> Dataset excerpts

◇ ◇ ◇ ◇ ◇ ◇ ◇

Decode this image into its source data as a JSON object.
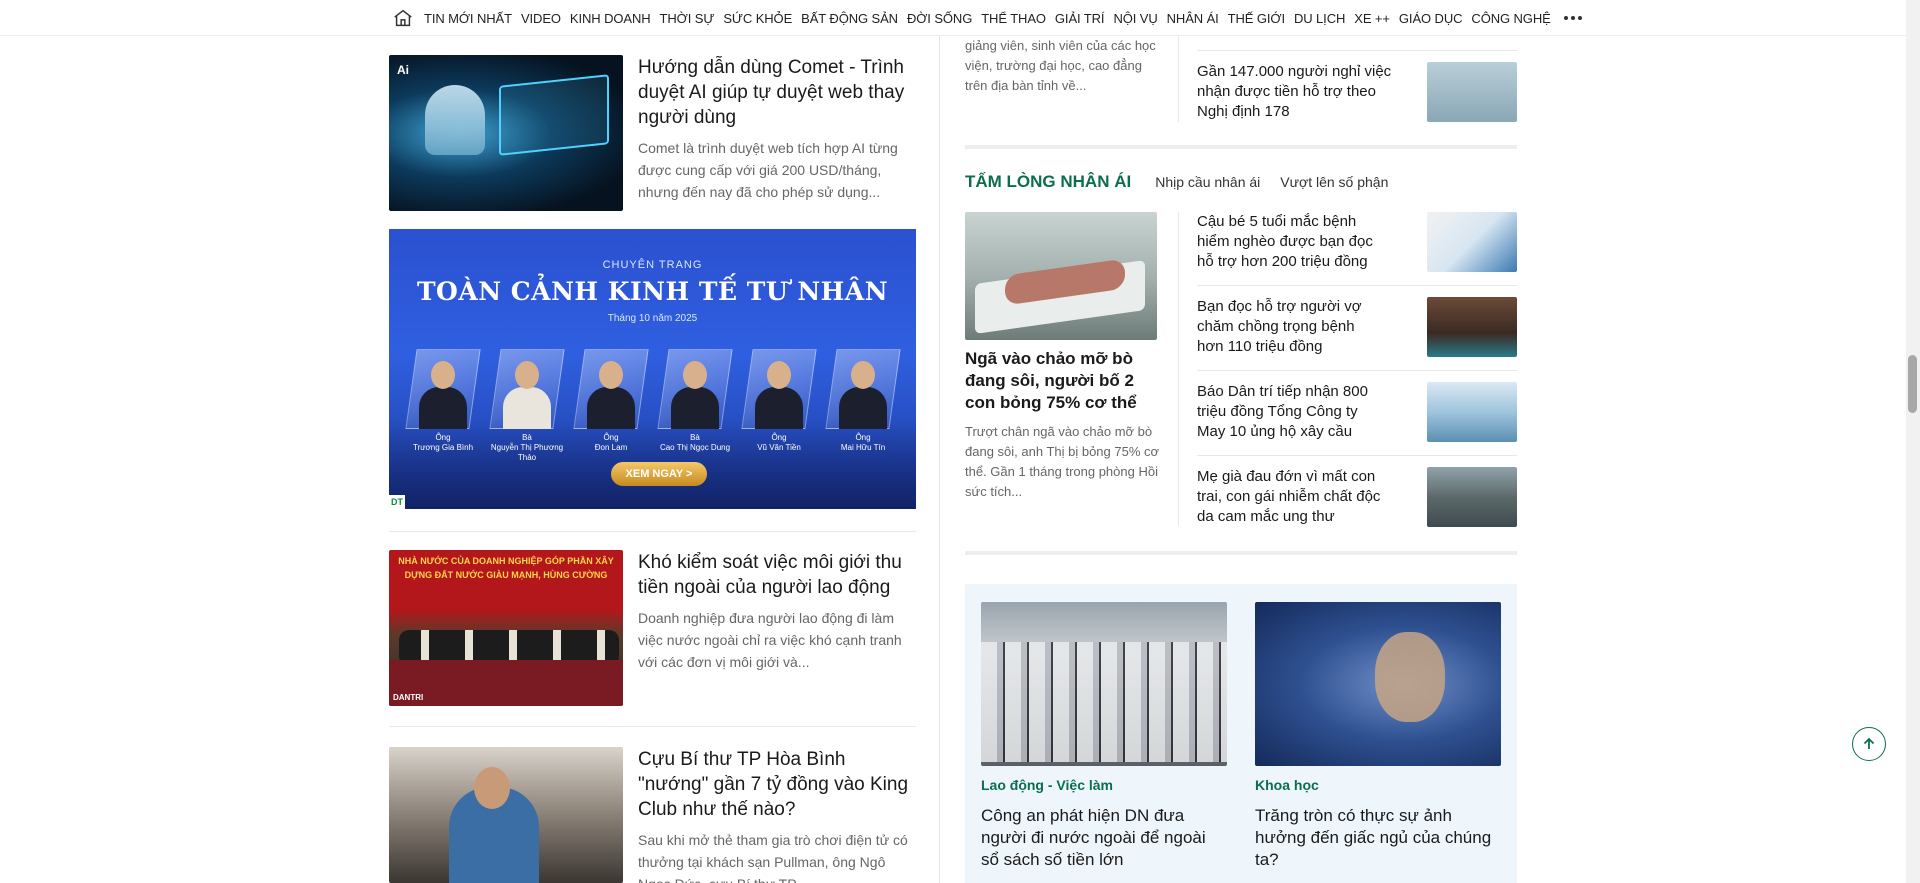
{
  "nav": {
    "items": [
      "TIN MỚI NHẤT",
      "VIDEO",
      "KINH DOANH",
      "THỜI SỰ",
      "SỨC KHỎE",
      "BẤT ĐỘNG SẢN",
      "ĐỜI SỐNG",
      "THỂ THAO",
      "GIẢI TRÍ",
      "NỘI VỤ",
      "NHÂN ÁI",
      "THẾ GIỚI",
      "DU LỊCH",
      "XE ++",
      "GIÁO DỤC",
      "CÔNG NGHỆ"
    ],
    "home_icon": "home-icon",
    "more_icon": "more-dots-icon"
  },
  "left": {
    "story1": {
      "title": "Hướng dẫn dùng Comet - Trình duyệt AI giúp tự duyệt web thay người dùng",
      "sapo": "Comet là trình duyệt web tích hợp AI từng được cung cấp với giá 200 USD/tháng, nhưng đến nay đã cho phép sử dụng...",
      "thumb_label": "Ai"
    },
    "banner": {
      "kicker": "CHUYÊN TRANG",
      "title": "TOÀN CẢNH KINH TẾ TƯ NHÂN",
      "date": "Tháng 10 năm 2025",
      "cta": "XEM NGAY >",
      "mark": "DT",
      "people": [
        {
          "honorific": "Ông",
          "name": "Trương Gia Bình"
        },
        {
          "honorific": "Bà",
          "name": "Nguyễn Thị Phương Thảo"
        },
        {
          "honorific": "Ông",
          "name": "Đon Lam"
        },
        {
          "honorific": "Bà",
          "name": "Cao Thị Ngọc Dung"
        },
        {
          "honorific": "Ông",
          "name": "Vũ Văn Tiền"
        },
        {
          "honorific": "Ông",
          "name": "Mai Hữu Tín"
        }
      ]
    },
    "story2": {
      "title": "Khó kiểm soát việc môi giới thu tiền ngoài của người lao động",
      "sapo": "Doanh nghiệp đưa người lao động đi làm việc nước ngoài chỉ ra việc khó cạnh tranh với các đơn vị môi giới và...",
      "thumb_banner": "NHÀ NƯỚC CỦA DOANH NGHIỆP GÓP PHẦN XÂY DỰNG ĐẤT NƯỚC GIÀU MẠNH, HÙNG CƯỜNG",
      "thumb_mark": "DANTRI"
    },
    "story3": {
      "title": "Cựu Bí thư TP Hòa Bình \"nướng\" gần 7 tỷ đồng vào King Club như thế nào?",
      "sapo": "Sau khi mở thẻ tham gia trò chơi điện tử có thưởng tại khách sạn Pullman, ông Ngô Ngọc Đức, cựu Bí thư TP..."
    }
  },
  "right": {
    "top": {
      "sapo": "giảng viên, sinh viên của các học viện, trường đại học, cao đẳng trên địa bàn tỉnh về...",
      "side_title": "Gần 147.000 người nghỉ việc nhận được tiền hỗ trợ theo Nghị định 178"
    },
    "section": {
      "title": "TẤM LÒNG NHÂN ÁI",
      "subs": [
        "Nhịp cầu nhân ái",
        "Vượt lên số phận"
      ]
    },
    "featured": {
      "title": "Ngã vào chảo mỡ bò đang sôi, người bố 2 con bỏng 75% cơ thể",
      "sapo": "Trượt chân ngã vào chảo mỡ bò đang sôi, anh Thị bị bỏng 75% cơ thể. Gần 1 tháng trong phòng Hồi sức tích..."
    },
    "list": [
      "Cậu bé 5 tuổi mắc bệnh hiểm nghèo được bạn đọc hỗ trợ hơn 200 triệu đồng",
      "Bạn đọc hỗ trợ người vợ chăm chồng trọng bệnh hơn 110 triệu đồng",
      "Báo Dân trí tiếp nhận 800 triệu đồng Tổng Công ty May 10 ủng hộ xây cầu",
      "Mẹ già đau đớn vì mất con trai, con gái nhiễm chất độc da cam mắc ung thư"
    ],
    "box": [
      {
        "category": "Lao động - Việc làm",
        "title": "Công an phát hiện DN đưa người đi nước ngoài để ngoài sổ sách số tiền lớn"
      },
      {
        "category": "Khoa học",
        "title": "Trăng tròn có thực sự ảnh hưởng đến giấc ngủ của chúng ta?"
      }
    ]
  },
  "colors": {
    "accent": "#0c6e4d",
    "banner_blue": "#2f5fe0",
    "box_bg": "#eef6fc"
  },
  "icons": {
    "back_to_top": "arrow-up-icon"
  }
}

◇ ◇ ◇ ◇ ◇ ◇ ◇

> What this task involves
Retype all entries exactly as they appear, dropping the images.

> Exercise result
Decode this image into its source data as a JSON object.
{
  "nav": {
    "items": [
      "TIN MỚI NHẤT",
      "VIDEO",
      "KINH DOANH",
      "THỜI SỰ",
      "SỨC KHỎE",
      "BẤT ĐỘNG SẢN",
      "ĐỜI SỐNG",
      "THỂ THAO",
      "GIẢI TRÍ",
      "NỘI VỤ",
      "NHÂN ÁI",
      "THẾ GIỚI",
      "DU LỊCH",
      "XE ++",
      "GIÁO DỤC",
      "CÔNG NGHỆ"
    ],
    "home_icon": "home-icon",
    "more_icon": "more-dots-icon"
  },
  "left": {
    "story1": {
      "title": "Hướng dẫn dùng Comet - Trình duyệt AI giúp tự duyệt web thay người dùng",
      "sapo": "Comet là trình duyệt web tích hợp AI từng được cung cấp với giá 200 USD/tháng, nhưng đến nay đã cho phép sử dụng...",
      "thumb_label": "Ai"
    },
    "banner": {
      "kicker": "CHUYÊN TRANG",
      "title": "TOÀN CẢNH KINH TẾ TƯ NHÂN",
      "date": "Tháng 10 năm 2025",
      "cta": "XEM NGAY >",
      "mark": "DT",
      "people": [
        {
          "honorific": "Ông",
          "name": "Trương Gia Bình"
        },
        {
          "honorific": "Bà",
          "name": "Nguyễn Thị Phương Thảo"
        },
        {
          "honorific": "Ông",
          "name": "Đon Lam"
        },
        {
          "honorific": "Bà",
          "name": "Cao Thị Ngọc Dung"
        },
        {
          "honorific": "Ông",
          "name": "Vũ Văn Tiền"
        },
        {
          "honorific": "Ông",
          "name": "Mai Hữu Tín"
        }
      ]
    },
    "story2": {
      "title": "Khó kiểm soát việc môi giới thu tiền ngoài của người lao động",
      "sapo": "Doanh nghiệp đưa người lao động đi làm việc nước ngoài chỉ ra việc khó cạnh tranh với các đơn vị môi giới và...",
      "thumb_banner": "NHÀ NƯỚC CỦA DOANH NGHIỆP GÓP PHẦN XÂY DỰNG ĐẤT NƯỚC GIÀU MẠNH, HÙNG CƯỜNG",
      "thumb_mark": "DANTRI"
    },
    "story3": {
      "title": "Cựu Bí thư TP Hòa Bình \"nướng\" gần 7 tỷ đồng vào King Club như thế nào?",
      "sapo": "Sau khi mở thẻ tham gia trò chơi điện tử có thưởng tại khách sạn Pullman, ông Ngô Ngọc Đức, cựu Bí thư TP..."
    }
  },
  "right": {
    "top": {
      "sapo": "giảng viên, sinh viên của các học viện, trường đại học, cao đẳng trên địa bàn tỉnh về...",
      "side_title": "Gần 147.000 người nghỉ việc nhận được tiền hỗ trợ theo Nghị định 178"
    },
    "section": {
      "title": "TẤM LÒNG NHÂN ÁI",
      "subs": [
        "Nhịp cầu nhân ái",
        "Vượt lên số phận"
      ]
    },
    "featured": {
      "title": "Ngã vào chảo mỡ bò đang sôi, người bố 2 con bỏng 75% cơ thể",
      "sapo": "Trượt chân ngã vào chảo mỡ bò đang sôi, anh Thị bị bỏng 75% cơ thể. Gần 1 tháng trong phòng Hồi sức tích..."
    },
    "list": [
      "Cậu bé 5 tuổi mắc bệnh hiểm nghèo được bạn đọc hỗ trợ hơn 200 triệu đồng",
      "Bạn đọc hỗ trợ người vợ chăm chồng trọng bệnh hơn 110 triệu đồng",
      "Báo Dân trí tiếp nhận 800 triệu đồng Tổng Công ty May 10 ủng hộ xây cầu",
      "Mẹ già đau đớn vì mất con trai, con gái nhiễm chất độc da cam mắc ung thư"
    ],
    "box": [
      {
        "category": "Lao động - Việc làm",
        "title": "Công an phát hiện DN đưa người đi nước ngoài để ngoài sổ sách số tiền lớn"
      },
      {
        "category": "Khoa học",
        "title": "Trăng tròn có thực sự ảnh hưởng đến giấc ngủ của chúng ta?"
      }
    ]
  },
  "colors": {
    "accent": "#0c6e4d",
    "banner_blue": "#2f5fe0",
    "box_bg": "#eef6fc"
  },
  "icons": {
    "back_to_top": "arrow-up-icon"
  }
}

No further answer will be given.